Page =>
__________
While working on an ARM backend patch, I tripped over a case in which
a subreg of a vector zero-extension was wrongly being optimised to zero.
This comes from the following code in simplify_subreg:

  /* Optimize SUBREG truncations of zero and sign extended values.  */
  if ((GET_CODE (op) == ZERO_EXTEND
       || GET_CODE (op) == SIGN_EXTEND)
      && GET_MODE_PRECISION (outermode) < GET_MODE_PRECISION (innermode))
    {
      unsigned int bitpos = subreg_lsb_1 (outermode, innermode, byte);

      /* If we're requesting the lowpart of a zero or sign extension,
         there are three possibilities.  If the outermode is the same
         as the origmode, we can omit both the extension and the subreg.
         If the outermode is not larger than the origmode, we can apply
         the truncation without the extension.  Finally, if the outermode
         is larger than the origmode, but both are integer modes, we
         can just extend to the appropriate mode.  */
      if (bitpos == 0)
        {
          enum machine_mode origmode = GET_MODE (XEXP (op, 0));
          if (outermode == origmode)
            return XEXP (op, 0);
          if (GET_MODE_PRECISION (outermode) <= GET_MODE_PRECISION (origmode))
            return simplify_gen_subreg (outermode, XEXP (op, 0), origmode,
                                        subreg_lowpart_offset (outermode,
                                                               origmode));
          if (SCALAR_INT_MODE_P (outermode))
            return simplify_gen_unary (GET_CODE (op), outermode,
                                       XEXP (op, 0), origmode);
        }

      /* A SUBREG resulting from a zero extension may fold to zero if
         it extracts higher bits that the ZERO_EXTEND's source bits.  */
      if (GET_CODE (op) == ZERO_EXTEND
          && bitpos >= GET_MODE_PRECISION (GET_MODE (XEXP (op, 0))))
        return CONST0_RTX (outermode);
    }

I think all four of the optimisations above are only valid for integer
extensions, i.e. for integer innermodes.  (Except as already checked,
they should be correct regardless of the outermode.)

It looks like the same problem applies to several other optimisations
in the same function.  In all cases, it's the check for inner modes
that's missing; the outer one is already checked where necessary.
However, for:

  /* Recognize a word extraction from a multi-word subreg.  */
  if ((GET_CODE (op) == LSHIFTRT
       || GET_CODE (op) == ASHIFTRT)
      && SCALAR_INT_MODE_P (outermode)
      && GET_MODE_PRECISION (outermode) >= BITS_PER_WORD
      && GET_MODE_PRECISION (innermode) >= (2 * GET_MODE_PRECISION (outermode))
      && CONST_INT_P (XEXP (op, 1))
      && (INTVAL (XEXP (op, 1)) & (GET_MODE_PRECISION (outermode) - 1)) == 0
      && INTVAL (XEXP (op, 1)) >= 0
      && INTVAL (XEXP (op, 1)) < GET_MODE_PRECISION (innermode)
__________
Entries shown =>
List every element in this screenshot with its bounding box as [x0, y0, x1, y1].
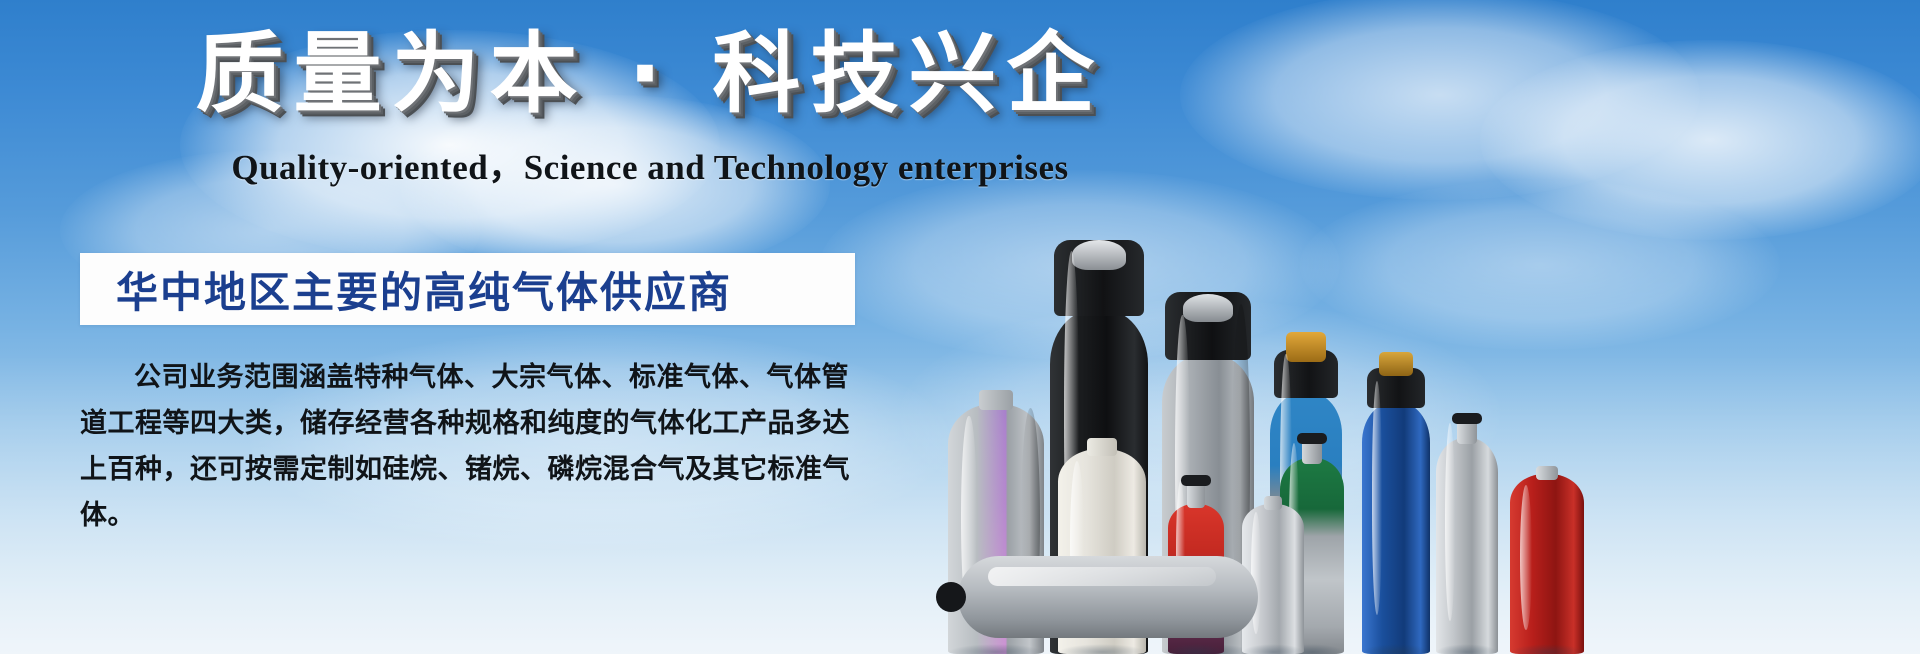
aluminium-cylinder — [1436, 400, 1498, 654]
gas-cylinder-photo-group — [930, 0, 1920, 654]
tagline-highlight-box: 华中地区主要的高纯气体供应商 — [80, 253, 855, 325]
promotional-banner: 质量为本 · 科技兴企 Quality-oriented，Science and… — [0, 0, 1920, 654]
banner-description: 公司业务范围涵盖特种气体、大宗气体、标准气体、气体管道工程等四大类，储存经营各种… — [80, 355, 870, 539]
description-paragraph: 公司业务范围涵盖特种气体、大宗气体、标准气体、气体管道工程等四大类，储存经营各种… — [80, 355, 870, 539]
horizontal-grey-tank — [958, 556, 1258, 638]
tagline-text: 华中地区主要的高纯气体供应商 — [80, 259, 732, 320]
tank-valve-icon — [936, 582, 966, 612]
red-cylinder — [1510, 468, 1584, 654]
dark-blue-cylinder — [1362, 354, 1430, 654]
__________
Requests =>
• 1. Could you reproduce the simplify_subreg post word for word, from "This comes from" up to and including "< GET_MODE_PRECISION (innermode))"?
• 2. Can you restate the paragraph of the simplify_subreg post that begins "I think all four of the optimisations above" more briefly, keeping its main points?
• 3. How would you continue the simplify_subreg post from the point where it stops?
The records come from a different source than the simplify_subreg post.

Answers in order =>
• 1.
This comes from the following code in simplify_subreg:

  /* Optimize SUBREG truncations of zero and sign extended values.  */
  if ((GET_CODE (op) == ZERO_EXTEND
       || GET_CODE (op) == SIGN_EXTEND)
      && GET_MODE_PRECISION (outermode) < GET_MODE_PRECISION (innermode))

• 2. The four optimizations shown are valid only for integer extensions, that is, for integer innermodes. Apart from what is already checked, they should be correct for any outermode.

• 3.
      && byte == subreg_lowpart_offset (outermode, innermode))
    {
      int shifted_bytes = INTVAL (XEXP (op, 1)) / BITS_PER_UNIT;
      return simplify_gen_subreg (outermode, XEXP (op, 0), innermode,
                                  (WORDS_BIG_ENDIAN
                                   ? byte - shifted_bytes
                                   : byte + shifted_bytes));
    }

I don't think the outer mode check is necessary; nothing seems to rely
on the outer mode being interpreted as an integer.  So in this case,
it looks like the right thing is to check innermode instead of,
rather than as well as, outermode.

Tested on arm-linux-gnueabi and x86_64-linux-gnu.  Although I suppose
I could self-approve this, I'd appreciate it if someone would double-check.

Richard


gcc/
        * simplify-rtx.c (simplify_subreg): Check that the inner mode is
        a scalar integer before applying integer-only optimisations to
        inner arithmetic.

Index: gcc/simplify-rtx.c
===================================================================
--- gcc/simplify-rtx.c  2011-09-13 13:33:29.423670877 +0100
+++ gcc/simplify-rtx.c  2011-09-13 13:33:51.748629417 +0100
@@ -5611,6 +5611,7 @@ simplify_subreg (enum machine_mode outer
   /* Optimize SUBREG truncations of zero and sign extended values.  */
   if ((GET_CODE (op) == ZERO_EXTEND
        || GET_CODE (op) == SIGN_EXTEND)
+      && SCALAR_INT_MODE_P (innermode)
       && GET_MODE_PRECISION (outermode) < GET_MODE_PRECISION (innermode))
     {
       unsigned int bitpos = subreg_lsb_1 (outermode, innermode, byte);
@@ -5649,6 +5650,7 @@ simplify_subreg (enum machine_mode outer
   if ((GET_CODE (op) == LSHIFTRT
        || GET_CODE (op) == ASHIFTRT)
       && SCALAR_INT_MODE_P (outermode)
+      && SCALAR_INT_MODE_P (innermode)
       /* Ensure that OUTERMODE is at least twice as wide as the INNERMODE
         to avoid the possibility that an outer LSHIFTRT shifts by more
         than the sign extension's sign_bit_copies and introduces zeros
@@ -5668,6 +5670,7 @@ simplify_subreg (enum machine_mode outer
   if ((GET_CODE (op) == LSHIFTRT
        || GET_CODE (op) == ASHIFTRT)
       && SCALAR_INT_MODE_P (outermode)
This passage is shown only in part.